#### Requirements:
From the entries that follow, pick out all lines holding "name".

---------------

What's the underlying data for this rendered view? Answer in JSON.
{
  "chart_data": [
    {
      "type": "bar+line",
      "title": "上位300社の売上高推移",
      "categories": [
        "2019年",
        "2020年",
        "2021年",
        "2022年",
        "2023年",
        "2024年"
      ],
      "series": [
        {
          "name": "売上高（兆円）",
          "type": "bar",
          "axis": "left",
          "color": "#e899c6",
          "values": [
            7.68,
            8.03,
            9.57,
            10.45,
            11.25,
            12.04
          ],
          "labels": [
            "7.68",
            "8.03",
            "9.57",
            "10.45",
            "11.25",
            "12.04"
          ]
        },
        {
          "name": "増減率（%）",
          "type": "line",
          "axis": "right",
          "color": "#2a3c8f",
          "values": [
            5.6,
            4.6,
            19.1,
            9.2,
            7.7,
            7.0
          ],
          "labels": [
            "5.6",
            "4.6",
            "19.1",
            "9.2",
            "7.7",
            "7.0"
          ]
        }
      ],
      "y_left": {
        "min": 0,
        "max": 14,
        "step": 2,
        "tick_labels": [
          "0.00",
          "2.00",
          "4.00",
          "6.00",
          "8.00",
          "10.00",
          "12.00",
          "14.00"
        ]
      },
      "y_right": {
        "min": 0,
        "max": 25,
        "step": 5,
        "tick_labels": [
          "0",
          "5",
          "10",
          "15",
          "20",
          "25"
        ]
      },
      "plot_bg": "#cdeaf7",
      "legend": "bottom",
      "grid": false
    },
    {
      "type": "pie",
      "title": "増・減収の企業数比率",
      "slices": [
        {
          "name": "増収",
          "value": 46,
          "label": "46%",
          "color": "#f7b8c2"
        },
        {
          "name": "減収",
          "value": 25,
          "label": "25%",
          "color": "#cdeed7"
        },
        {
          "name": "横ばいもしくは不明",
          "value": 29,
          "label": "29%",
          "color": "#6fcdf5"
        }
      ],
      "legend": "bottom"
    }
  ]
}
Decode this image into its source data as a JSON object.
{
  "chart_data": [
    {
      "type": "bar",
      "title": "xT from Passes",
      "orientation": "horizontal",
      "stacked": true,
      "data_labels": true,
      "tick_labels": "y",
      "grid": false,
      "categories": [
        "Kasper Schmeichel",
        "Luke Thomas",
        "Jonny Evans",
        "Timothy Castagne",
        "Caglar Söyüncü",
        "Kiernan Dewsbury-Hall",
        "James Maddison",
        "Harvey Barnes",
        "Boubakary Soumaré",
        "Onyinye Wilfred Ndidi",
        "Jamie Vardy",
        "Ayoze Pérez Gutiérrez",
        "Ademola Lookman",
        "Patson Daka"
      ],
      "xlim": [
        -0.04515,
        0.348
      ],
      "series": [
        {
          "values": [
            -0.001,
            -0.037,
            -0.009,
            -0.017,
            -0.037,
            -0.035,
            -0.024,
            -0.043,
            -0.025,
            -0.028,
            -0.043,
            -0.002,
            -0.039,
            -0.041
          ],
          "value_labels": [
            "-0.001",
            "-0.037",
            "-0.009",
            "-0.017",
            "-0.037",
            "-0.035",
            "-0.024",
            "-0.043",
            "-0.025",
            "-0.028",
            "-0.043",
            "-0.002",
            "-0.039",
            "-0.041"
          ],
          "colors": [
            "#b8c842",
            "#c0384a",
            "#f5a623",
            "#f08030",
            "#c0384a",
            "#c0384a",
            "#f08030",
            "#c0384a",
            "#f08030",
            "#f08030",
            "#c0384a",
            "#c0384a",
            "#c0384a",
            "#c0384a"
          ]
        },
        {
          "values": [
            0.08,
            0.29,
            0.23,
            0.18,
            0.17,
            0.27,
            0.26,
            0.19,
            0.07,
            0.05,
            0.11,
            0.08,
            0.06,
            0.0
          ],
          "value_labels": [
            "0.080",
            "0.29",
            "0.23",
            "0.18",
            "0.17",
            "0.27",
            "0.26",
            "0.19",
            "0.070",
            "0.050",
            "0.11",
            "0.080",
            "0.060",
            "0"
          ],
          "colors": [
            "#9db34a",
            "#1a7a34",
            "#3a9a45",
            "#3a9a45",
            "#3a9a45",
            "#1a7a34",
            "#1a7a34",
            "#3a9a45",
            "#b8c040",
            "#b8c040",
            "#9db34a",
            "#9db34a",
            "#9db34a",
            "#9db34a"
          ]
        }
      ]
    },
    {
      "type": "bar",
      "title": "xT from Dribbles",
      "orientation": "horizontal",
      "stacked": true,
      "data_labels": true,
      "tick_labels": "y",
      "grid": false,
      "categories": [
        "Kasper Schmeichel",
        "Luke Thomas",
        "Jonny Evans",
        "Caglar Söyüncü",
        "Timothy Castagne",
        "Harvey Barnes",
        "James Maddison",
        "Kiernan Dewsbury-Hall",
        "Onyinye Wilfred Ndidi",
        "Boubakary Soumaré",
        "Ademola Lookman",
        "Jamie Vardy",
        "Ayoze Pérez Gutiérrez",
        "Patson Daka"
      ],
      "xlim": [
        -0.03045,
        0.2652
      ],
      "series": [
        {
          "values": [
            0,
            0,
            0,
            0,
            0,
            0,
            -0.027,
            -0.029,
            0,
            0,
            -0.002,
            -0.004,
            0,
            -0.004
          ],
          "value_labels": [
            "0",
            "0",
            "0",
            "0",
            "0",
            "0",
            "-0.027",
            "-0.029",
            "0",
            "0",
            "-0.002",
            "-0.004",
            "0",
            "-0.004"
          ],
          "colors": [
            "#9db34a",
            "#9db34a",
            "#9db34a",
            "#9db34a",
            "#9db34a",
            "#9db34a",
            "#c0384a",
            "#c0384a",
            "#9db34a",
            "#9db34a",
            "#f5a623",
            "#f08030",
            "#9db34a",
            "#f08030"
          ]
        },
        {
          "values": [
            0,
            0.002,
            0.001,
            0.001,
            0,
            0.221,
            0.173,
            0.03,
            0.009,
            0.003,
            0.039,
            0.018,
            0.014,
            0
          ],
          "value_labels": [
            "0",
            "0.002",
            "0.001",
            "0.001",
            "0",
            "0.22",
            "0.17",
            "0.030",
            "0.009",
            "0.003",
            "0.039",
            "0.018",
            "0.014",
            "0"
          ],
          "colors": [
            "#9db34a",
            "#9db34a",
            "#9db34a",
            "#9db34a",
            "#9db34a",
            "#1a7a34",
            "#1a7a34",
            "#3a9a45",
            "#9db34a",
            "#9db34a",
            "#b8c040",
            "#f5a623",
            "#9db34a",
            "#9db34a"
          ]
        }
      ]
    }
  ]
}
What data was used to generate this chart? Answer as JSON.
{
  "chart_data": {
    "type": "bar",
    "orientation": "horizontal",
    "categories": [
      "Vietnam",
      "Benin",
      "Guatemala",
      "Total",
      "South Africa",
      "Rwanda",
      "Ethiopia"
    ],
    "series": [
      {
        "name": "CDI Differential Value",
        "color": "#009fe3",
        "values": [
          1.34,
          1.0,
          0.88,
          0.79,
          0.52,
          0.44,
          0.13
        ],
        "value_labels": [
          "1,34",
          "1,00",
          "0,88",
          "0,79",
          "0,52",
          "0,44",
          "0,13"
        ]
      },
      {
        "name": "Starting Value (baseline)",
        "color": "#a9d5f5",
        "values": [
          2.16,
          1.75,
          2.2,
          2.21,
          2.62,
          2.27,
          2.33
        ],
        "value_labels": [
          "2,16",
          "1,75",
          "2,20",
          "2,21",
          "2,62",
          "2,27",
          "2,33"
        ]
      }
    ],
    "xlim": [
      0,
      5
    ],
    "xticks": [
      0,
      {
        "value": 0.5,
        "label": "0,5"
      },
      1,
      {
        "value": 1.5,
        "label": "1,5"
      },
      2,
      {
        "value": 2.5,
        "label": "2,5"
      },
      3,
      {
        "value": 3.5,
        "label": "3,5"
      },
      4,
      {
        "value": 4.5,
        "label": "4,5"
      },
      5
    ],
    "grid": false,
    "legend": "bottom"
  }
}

---------------

#### Output of the task:
          "name": "売上高（兆円）",
          "name": "増減率（%）",
          "name": "増収",
          "name": "減収",
          "name": "横ばいもしくは不明",
        "name": "CDI Differential Value",
        "name": "Starting Value (baseline)",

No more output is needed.